Set task: Reproduce the following material exactly, including every line.

Records for the exercise:
..........

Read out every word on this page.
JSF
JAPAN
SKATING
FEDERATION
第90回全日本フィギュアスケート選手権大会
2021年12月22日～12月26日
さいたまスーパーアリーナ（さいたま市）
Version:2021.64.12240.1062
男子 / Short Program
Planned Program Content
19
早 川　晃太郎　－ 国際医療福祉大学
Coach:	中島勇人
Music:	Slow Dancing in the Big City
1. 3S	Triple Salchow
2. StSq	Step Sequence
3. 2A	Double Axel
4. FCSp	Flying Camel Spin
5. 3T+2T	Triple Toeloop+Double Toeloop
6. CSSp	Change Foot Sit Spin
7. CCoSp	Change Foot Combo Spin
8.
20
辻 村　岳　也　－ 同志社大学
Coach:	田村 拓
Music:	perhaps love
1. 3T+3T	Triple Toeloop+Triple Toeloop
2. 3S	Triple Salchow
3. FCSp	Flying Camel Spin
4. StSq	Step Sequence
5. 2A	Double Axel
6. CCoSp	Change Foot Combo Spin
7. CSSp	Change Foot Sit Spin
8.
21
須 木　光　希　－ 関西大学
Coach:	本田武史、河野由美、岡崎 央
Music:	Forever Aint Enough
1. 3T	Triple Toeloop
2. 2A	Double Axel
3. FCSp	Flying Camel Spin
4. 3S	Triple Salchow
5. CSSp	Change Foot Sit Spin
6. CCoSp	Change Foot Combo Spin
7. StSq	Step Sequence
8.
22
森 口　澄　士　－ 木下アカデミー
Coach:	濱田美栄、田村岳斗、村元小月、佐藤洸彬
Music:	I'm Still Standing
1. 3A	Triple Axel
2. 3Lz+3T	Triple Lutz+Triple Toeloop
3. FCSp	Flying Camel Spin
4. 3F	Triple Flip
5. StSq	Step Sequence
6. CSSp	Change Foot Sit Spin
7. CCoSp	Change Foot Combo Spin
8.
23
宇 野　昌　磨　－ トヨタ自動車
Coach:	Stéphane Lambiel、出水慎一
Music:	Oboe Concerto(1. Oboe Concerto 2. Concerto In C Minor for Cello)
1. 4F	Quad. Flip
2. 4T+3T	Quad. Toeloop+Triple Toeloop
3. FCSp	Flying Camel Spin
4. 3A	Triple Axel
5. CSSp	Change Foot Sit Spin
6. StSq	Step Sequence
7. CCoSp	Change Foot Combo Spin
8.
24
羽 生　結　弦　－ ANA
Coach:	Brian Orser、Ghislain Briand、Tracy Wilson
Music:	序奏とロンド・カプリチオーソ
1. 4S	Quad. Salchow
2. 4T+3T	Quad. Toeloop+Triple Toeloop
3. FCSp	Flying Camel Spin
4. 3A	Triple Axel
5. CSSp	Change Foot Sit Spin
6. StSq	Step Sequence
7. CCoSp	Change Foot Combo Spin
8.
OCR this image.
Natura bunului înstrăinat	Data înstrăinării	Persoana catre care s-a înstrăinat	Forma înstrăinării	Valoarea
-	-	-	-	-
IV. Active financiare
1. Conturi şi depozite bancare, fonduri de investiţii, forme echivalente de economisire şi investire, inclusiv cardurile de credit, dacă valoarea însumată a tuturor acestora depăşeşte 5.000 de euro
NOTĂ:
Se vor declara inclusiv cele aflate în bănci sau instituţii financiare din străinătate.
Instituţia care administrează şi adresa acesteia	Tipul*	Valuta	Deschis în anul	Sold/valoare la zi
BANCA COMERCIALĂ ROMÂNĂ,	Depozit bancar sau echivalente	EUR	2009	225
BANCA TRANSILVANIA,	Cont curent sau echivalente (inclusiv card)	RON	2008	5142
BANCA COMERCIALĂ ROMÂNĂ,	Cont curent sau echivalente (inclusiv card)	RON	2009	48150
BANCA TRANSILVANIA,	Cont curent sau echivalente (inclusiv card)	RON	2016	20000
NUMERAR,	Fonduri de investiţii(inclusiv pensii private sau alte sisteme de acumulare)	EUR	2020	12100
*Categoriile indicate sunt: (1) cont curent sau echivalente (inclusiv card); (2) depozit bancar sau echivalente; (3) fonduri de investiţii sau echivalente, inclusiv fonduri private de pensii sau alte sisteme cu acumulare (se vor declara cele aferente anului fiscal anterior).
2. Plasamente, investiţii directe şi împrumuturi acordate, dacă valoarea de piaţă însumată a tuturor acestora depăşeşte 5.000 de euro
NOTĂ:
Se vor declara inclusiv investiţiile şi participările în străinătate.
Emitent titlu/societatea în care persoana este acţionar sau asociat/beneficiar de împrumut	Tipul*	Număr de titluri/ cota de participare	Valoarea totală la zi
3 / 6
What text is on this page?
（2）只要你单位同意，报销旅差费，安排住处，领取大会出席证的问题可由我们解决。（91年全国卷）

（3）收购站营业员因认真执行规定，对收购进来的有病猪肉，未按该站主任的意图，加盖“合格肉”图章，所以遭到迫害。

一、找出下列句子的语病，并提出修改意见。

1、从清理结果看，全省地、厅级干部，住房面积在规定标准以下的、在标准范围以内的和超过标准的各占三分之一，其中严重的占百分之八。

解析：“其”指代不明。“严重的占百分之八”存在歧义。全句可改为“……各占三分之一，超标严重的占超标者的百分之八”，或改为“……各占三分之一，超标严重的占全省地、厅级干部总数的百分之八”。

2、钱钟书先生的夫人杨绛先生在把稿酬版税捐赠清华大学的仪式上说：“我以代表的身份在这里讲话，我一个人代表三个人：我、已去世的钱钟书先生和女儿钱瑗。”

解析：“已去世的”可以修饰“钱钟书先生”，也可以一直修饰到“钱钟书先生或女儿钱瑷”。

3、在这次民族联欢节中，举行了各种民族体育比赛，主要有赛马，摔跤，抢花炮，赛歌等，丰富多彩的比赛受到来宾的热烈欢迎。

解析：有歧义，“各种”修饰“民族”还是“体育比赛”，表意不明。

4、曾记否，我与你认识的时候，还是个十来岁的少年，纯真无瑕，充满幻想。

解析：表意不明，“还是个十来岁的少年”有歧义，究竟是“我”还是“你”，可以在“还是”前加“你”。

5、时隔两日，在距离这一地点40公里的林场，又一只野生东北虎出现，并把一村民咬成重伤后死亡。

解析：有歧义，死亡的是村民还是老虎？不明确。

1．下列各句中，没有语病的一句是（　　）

..........

Full answer:
Read out every word on this page.
JSF
JAPAN
SKATING
FEDERATION
第90回全日本フィギュアスケート選手権大会
2021年12月22日～12月26日
さいたまスーパーアリーナ（さいたま市）
Version:2021.64.12240.1062
男子 / Short Program
Planned Program Content
19
早 川　晃太郎　－ 国際医療福祉大学
Coach:	中島勇人
Music:	Slow Dancing in the Big City
1. 3S	Triple Salchow
2. StSq	Step Sequence
3. 2A	Double Axel
4. FCSp	Flying Camel Spin
5. 3T+2T	Triple Toeloop+Double Toeloop
6. CSSp	Change Foot Sit Spin
7. CCoSp	Change Foot Combo Spin
8.
20
辻 村　岳　也　－ 同志社大学
Coach:	田村 拓
Music:	perhaps love
1. 3T+3T	Triple Toeloop+Triple Toeloop
2. 3S	Triple Salchow
3. FCSp	Flying Camel Spin
4. StSq	Step Sequence
5. 2A	Double Axel
6. CCoSp	Change Foot Combo Spin
7. CSSp	Change Foot Sit Spin
8.
21
須 木　光　希　－ 関西大学
Coach:	本田武史、河野由美、岡崎 央
Music:	Forever Aint Enough
1. 3T	Triple Toeloop
2. 2A	Double Axel
3. FCSp	Flying Camel Spin
4. 3S	Triple Salchow
5. CSSp	Change Foot Sit Spin
6. CCoSp	Change Foot Combo Spin
7. StSq	Step Sequence
8.
22
森 口　澄　士　－ 木下アカデミー
Coach:	濱田美栄、田村岳斗、村元小月、佐藤洸彬
Music:	I'm Still Standing
1. 3A	Triple Axel
2. 3Lz+3T	Triple Lutz+Triple Toeloop
3. FCSp	Flying Camel Spin
4. 3F	Triple Flip
5. StSq	Step Sequence
6. CSSp	Change Foot Sit Spin
7. CCoSp	Change Foot Combo Spin
8.
23
宇 野　昌　磨　－ トヨタ自動車
Coach:	Stéphane Lambiel、出水慎一
Music:	Oboe Concerto(1. Oboe Concerto 2. Concerto In C Minor for Cello)
1. 4F	Quad. Flip
2. 4T+3T	Quad. Toeloop+Triple Toeloop
3. FCSp	Flying Camel Spin
4. 3A	Triple Axel
5. CSSp	Change Foot Sit Spin
6. StSq	Step Sequence
7. CCoSp	Change Foot Combo Spin
8.
24
羽 生　結　弦　－ ANA
Coach:	Brian Orser、Ghislain Briand、Tracy Wilson
Music:	序奏とロンド・カプリチオーソ
1. 4S	Quad. Salchow
2. 4T+3T	Quad. Toeloop+Triple Toeloop
3. FCSp	Flying Camel Spin
4. 3A	Triple Axel
5. CSSp	Change Foot Sit Spin
6. StSq	Step Sequence
7. CCoSp	Change Foot Combo Spin
8.
OCR this image.
Natura bunului înstrăinat	Data înstrăinării	Persoana catre care s-a înstrăinat	Forma înstrăinării	Valoarea
-	-	-	-	-
IV. Active financiare
1. Conturi şi depozite bancare, fonduri de investiţii, forme echivalente de economisire şi investire, inclusiv cardurile de credit, dacă valoarea însumată a tuturor acestora depăşeşte 5.000 de euro
NOTĂ:
Se vor declara inclusiv cele aflate în bănci sau instituţii financiare din străinătate.
Instituţia care administrează şi adresa acesteia	Tipul*	Valuta	Deschis în anul	Sold/valoare la zi
BANCA COMERCIALĂ ROMÂNĂ,	Depozit bancar sau echivalente	EUR	2009	225
BANCA TRANSILVANIA,	Cont curent sau echivalente (inclusiv card)	RON	2008	5142
BANCA COMERCIALĂ ROMÂNĂ,	Cont curent sau echivalente (inclusiv card)	RON	2009	48150
BANCA TRANSILVANIA,	Cont curent sau echivalente (inclusiv card)	RON	2016	20000
NUMERAR,	Fonduri de investiţii(inclusiv pensii private sau alte sisteme de acumulare)	EUR	2020	12100
*Categoriile indicate sunt: (1) cont curent sau echivalente (inclusiv card); (2) depozit bancar sau echivalente; (3) fonduri de investiţii sau echivalente, inclusiv fonduri private de pensii sau alte sisteme cu acumulare (se vor declara cele aferente anului fiscal anterior).
2. Plasamente, investiţii directe şi împrumuturi acordate, dacă valoarea de piaţă însumată a tuturor acestora depăşeşte 5.000 de euro
NOTĂ:
Se vor declara inclusiv investiţiile şi participările în străinătate.
Emitent titlu/societatea în care persoana este acţionar sau asociat/beneficiar de împrumut	Tipul*	Număr de titluri/ cota de participare	Valoarea totală la zi
3 / 6
What text is on this page?
（2）只要你单位同意，报销旅差费，安排住处，领取大会出席证的问题可由我们解决。（91年全国卷）

（3）收购站营业员因认真执行规定，对收购进来的有病猪肉，未按该站主任的意图，加盖“合格肉”图章，所以遭到迫害。

一、找出下列句子的语病，并提出修改意见。

1、从清理结果看，全省地、厅级干部，住房面积在规定标准以下的、在标准范围以内的和超过标准的各占三分之一，其中严重的占百分之八。

解析：“其”指代不明。“严重的占百分之八”存在歧义。全句可改为“……各占三分之一，超标严重的占超标者的百分之八”，或改为“……各占三分之一，超标严重的占全省地、厅级干部总数的百分之八”。

2、钱钟书先生的夫人杨绛先生在把稿酬版税捐赠清华大学的仪式上说：“我以代表的身份在这里讲话，我一个人代表三个人：我、已去世的钱钟书先生和女儿钱瑗。”

解析：“已去世的”可以修饰“钱钟书先生”，也可以一直修饰到“钱钟书先生或女儿钱瑷”。

3、在这次民族联欢节中，举行了各种民族体育比赛，主要有赛马，摔跤，抢花炮，赛歌等，丰富多彩的比赛受到来宾的热烈欢迎。

解析：有歧义，“各种”修饰“民族”还是“体育比赛”，表意不明。

4、曾记否，我与你认识的时候，还是个十来岁的少年，纯真无瑕，充满幻想。

解析：表意不明，“还是个十来岁的少年”有歧义，究竟是“我”还是“你”，可以在“还是”前加“你”。

5、时隔两日，在距离这一地点40公里的林场，又一只野生东北虎出现，并把一村民咬成重伤后死亡。

解析：有歧义，死亡的是村民还是老虎？不明确。

1．下列各句中，没有语病的一句是（　　）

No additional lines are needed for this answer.